Rows from a layout dataset
§ §

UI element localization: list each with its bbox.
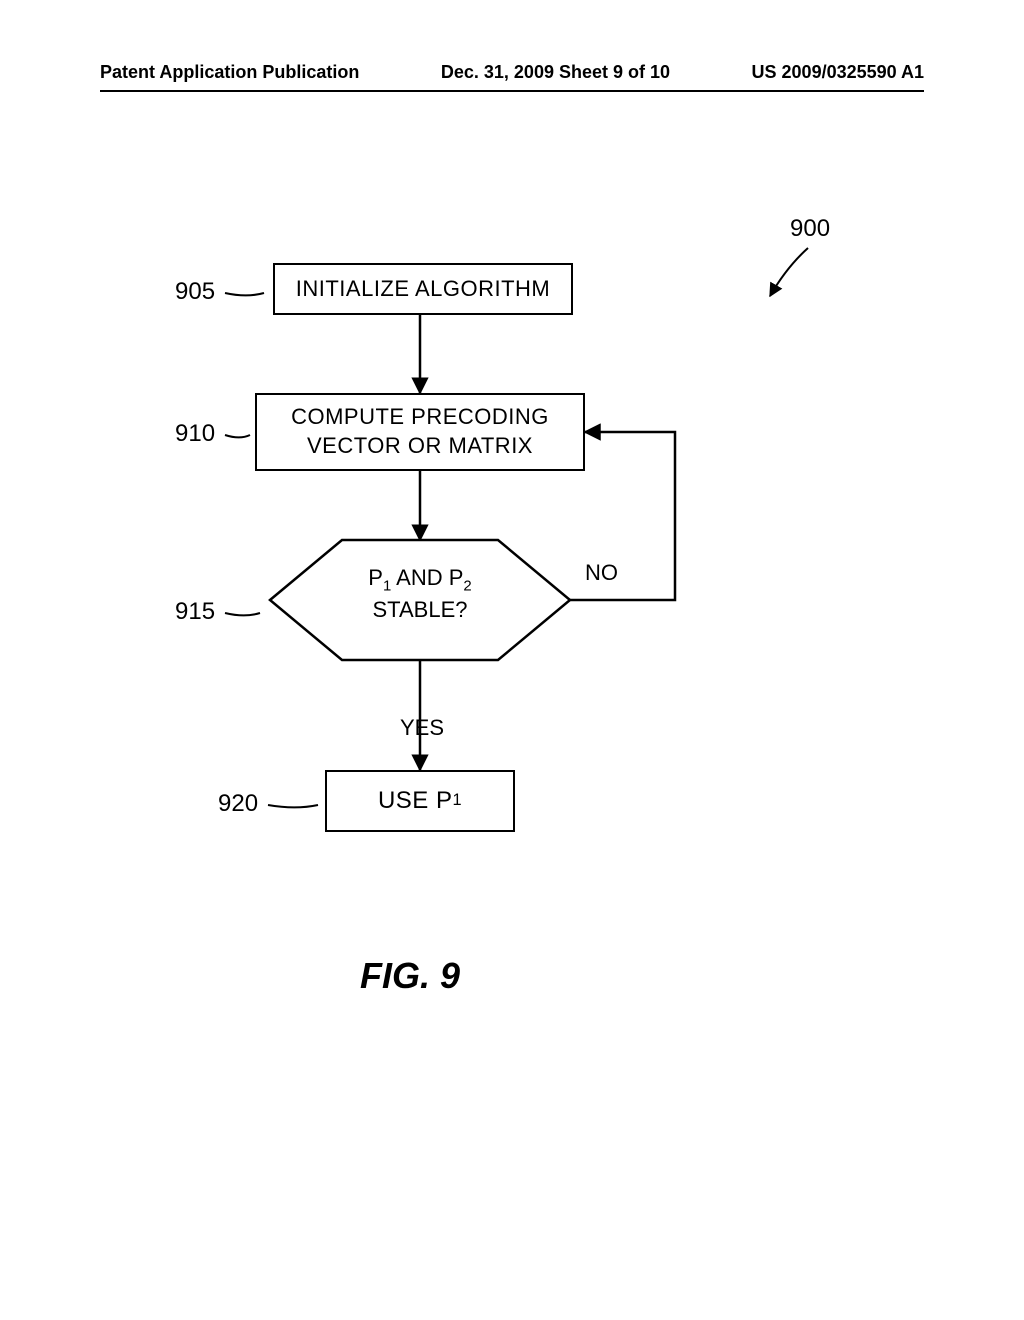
ref-910: 910 <box>175 420 215 448</box>
ref-callout-tail <box>268 805 318 807</box>
edge-label-yes: YES <box>400 715 444 741</box>
ref-callout-tail <box>225 293 264 295</box>
step-compute-precoding: COMPUTE PRECODINGVECTOR OR MATRIX <box>255 393 585 471</box>
flowchart-svg <box>0 0 1024 1320</box>
ref-920: 920 <box>218 790 258 818</box>
ref-905: 905 <box>175 278 215 306</box>
decision-stable-label: P1 AND P2STABLE? <box>338 564 503 624</box>
ref-callout-tail <box>770 248 808 296</box>
figure-caption: FIG. 9 <box>360 955 460 997</box>
step-use-p1: USE P1 <box>325 770 515 832</box>
ref-callout-tail <box>225 435 250 437</box>
ref-900: 900 <box>790 215 830 243</box>
step-initialize: INITIALIZE ALGORITHM <box>273 263 573 315</box>
ref-915: 915 <box>175 598 215 626</box>
ref-callout-tail <box>225 613 260 615</box>
edge-label-no: NO <box>585 560 618 586</box>
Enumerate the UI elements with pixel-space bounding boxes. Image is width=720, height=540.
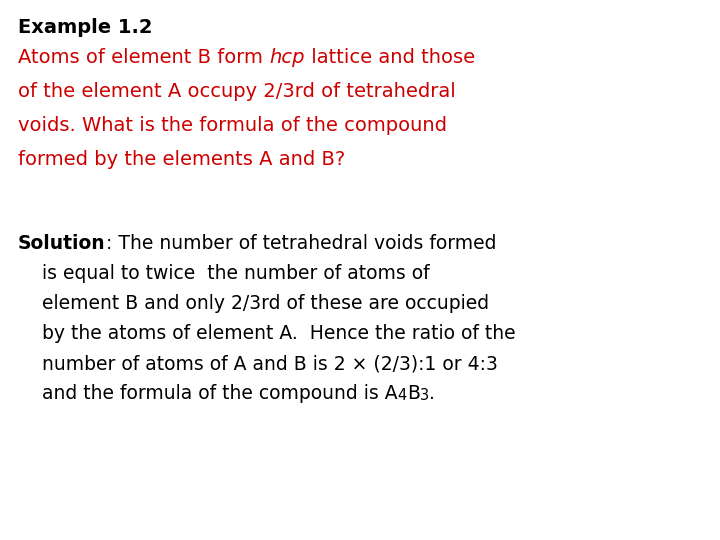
Text: .: .	[429, 384, 435, 403]
Text: Solution: Solution	[18, 234, 106, 253]
Text: Atoms of element B form: Atoms of element B form	[18, 48, 269, 67]
Text: Example 1.2: Example 1.2	[18, 18, 153, 37]
Text: by the atoms of element A.  Hence the ratio of the: by the atoms of element A. Hence the rat…	[42, 324, 516, 343]
Text: voids. What is the formula of the compound: voids. What is the formula of the compou…	[18, 116, 447, 135]
Text: formed by the elements A and B?: formed by the elements A and B?	[18, 150, 346, 169]
Text: 3: 3	[420, 388, 429, 403]
Text: lattice and those: lattice and those	[305, 48, 474, 67]
Text: element B and only 2/3rd of these are occupied: element B and only 2/3rd of these are oc…	[42, 294, 489, 313]
Text: hcp: hcp	[269, 48, 305, 67]
Text: number of atoms of A and B is 2 × (2/3):1 or 4:3: number of atoms of A and B is 2 × (2/3):…	[42, 354, 498, 373]
Text: is equal to twice  the number of atoms of: is equal to twice the number of atoms of	[42, 264, 430, 283]
Text: : The number of tetrahedral voids formed: : The number of tetrahedral voids formed	[106, 234, 496, 253]
Text: 4: 4	[397, 388, 407, 403]
Text: of the element A occupy 2/3rd of tetrahedral: of the element A occupy 2/3rd of tetrahe…	[18, 82, 456, 101]
Text: B: B	[407, 384, 420, 403]
Text: and the formula of the compound is A: and the formula of the compound is A	[42, 384, 397, 403]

§ §

Copy out every line of all the records above word for word, leaving out the picture placeholders.

ANSWER →
UI element localization: list each with its bbox.
ref-910: 910 <box>175 420 215 448</box>
ref-callout-tail <box>268 805 318 807</box>
edge-label-yes: YES <box>400 715 444 741</box>
ref-callout-tail <box>225 293 264 295</box>
step-compute-precoding: COMPUTE PRECODINGVECTOR OR MATRIX <box>255 393 585 471</box>
flowchart-svg <box>0 0 1024 1320</box>
ref-920: 920 <box>218 790 258 818</box>
ref-905: 905 <box>175 278 215 306</box>
decision-stable-label: P1 AND P2STABLE? <box>338 564 503 624</box>
ref-callout-tail <box>770 248 808 296</box>
figure-caption: FIG. 9 <box>360 955 460 997</box>
step-use-p1: USE P1 <box>325 770 515 832</box>
ref-callout-tail <box>225 435 250 437</box>
ref-900: 900 <box>790 215 830 243</box>
step-initialize: INITIALIZE ALGORITHM <box>273 263 573 315</box>
ref-915: 915 <box>175 598 215 626</box>
ref-callout-tail <box>225 613 260 615</box>
edge-label-no: NO <box>585 560 618 586</box>
Enumerate the UI elements with pixel-space bounding boxes. Image is width=720, height=540.
Text: .: .	[429, 384, 435, 403]
Text: Solution: Solution	[18, 234, 106, 253]
Text: Atoms of element B form: Atoms of element B form	[18, 48, 269, 67]
Text: Example 1.2: Example 1.2	[18, 18, 153, 37]
Text: by the atoms of element A.  Hence the ratio of the: by the atoms of element A. Hence the rat…	[42, 324, 516, 343]
Text: voids. What is the formula of the compound: voids. What is the formula of the compou…	[18, 116, 447, 135]
Text: formed by the elements A and B?: formed by the elements A and B?	[18, 150, 346, 169]
Text: 3: 3	[420, 388, 429, 403]
Text: lattice and those: lattice and those	[305, 48, 474, 67]
Text: element B and only 2/3rd of these are occupied: element B and only 2/3rd of these are oc…	[42, 294, 489, 313]
Text: hcp: hcp	[269, 48, 305, 67]
Text: number of atoms of A and B is 2 × (2/3):1 or 4:3: number of atoms of A and B is 2 × (2/3):…	[42, 354, 498, 373]
Text: is equal to twice  the number of atoms of: is equal to twice the number of atoms of	[42, 264, 430, 283]
Text: : The number of tetrahedral voids formed: : The number of tetrahedral voids formed	[106, 234, 496, 253]
Text: 4: 4	[397, 388, 407, 403]
Text: of the element A occupy 2/3rd of tetrahedral: of the element A occupy 2/3rd of tetrahe…	[18, 82, 456, 101]
Text: B: B	[407, 384, 420, 403]
Text: and the formula of the compound is A: and the formula of the compound is A	[42, 384, 397, 403]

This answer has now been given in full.